→ **Materials provided**:

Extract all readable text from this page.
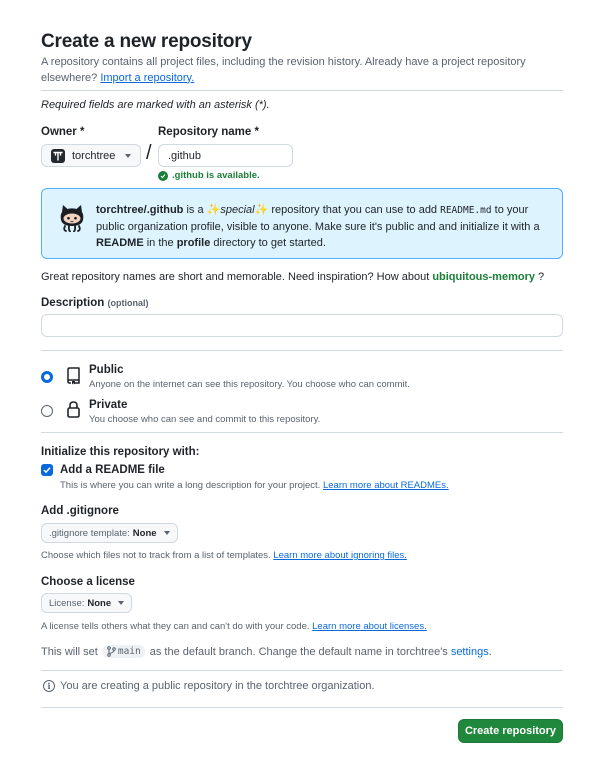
Create a new repository

A repository contains all project files, including the revision history. Already have a project repository elsewhere? Import a repository.

Required fields are marked with an asterisk (*).

Owner *	Repository name *
torchtree /
.github
.github is available.
torchtree/.github is a ✨special✨ repository that you can use to add README.md to your public organization profile, visible to anyone. Make sure it's public and and initialize it with a README in the profile directory to get started.

Great repository names are short and memorable. Need inspiration? How about ubiquitous-memory ?

Description (optional)
Public
Anyone on the internet can see this repository. You choose who can commit.
Private
You choose who can see and commit to this repository.
Initialize this repository with:
Add a README file
This is where you can write a long description for your project. Learn more about READMEs.
Add .gitignore
.gitignore template: None
Choose which files not to track from a list of templates. Learn more about ignoring files.
Choose a license
License: None
A license tells others what they can and can't do with your code. Learn more about licenses.
This will set main as the default branch. Change the default name in torchtree's settings .
i You are creating a public repository in the torchtree organization.
Create repository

→ **To do**: Are you able to set down all the lines above exactly, without any pictures?

→ **Solution**:
Extract all readable text from this page.
Create a new repository

A repository contains all project files, including the revision history. Already have a project repository elsewhere? Import a repository.

Required fields are marked with an asterisk (*).

Owner *	Repository name *
torchtree /
.github
.github is available.
torchtree/.github is a ✨special✨ repository that you can use to add README.md to your public organization profile, visible to anyone. Make sure it's public and and initialize it with a README in the profile directory to get started.

Great repository names are short and memorable. Need inspiration? How about ubiquitous-memory ?

Description (optional)
Public
Anyone on the internet can see this repository. You choose who can commit.
Private
You choose who can see and commit to this repository.
Initialize this repository with:
Add a README file
This is where you can write a long description for your project. Learn more about READMEs.
Add .gitignore
.gitignore template: None
Choose which files not to track from a list of templates. Learn more about ignoring files.
Choose a license
License: None
A license tells others what they can and can't do with your code. Learn more about licenses.
This will set main as the default branch. Change the default name in torchtree's settings .
i You are creating a public repository in the torchtree organization.
Create repository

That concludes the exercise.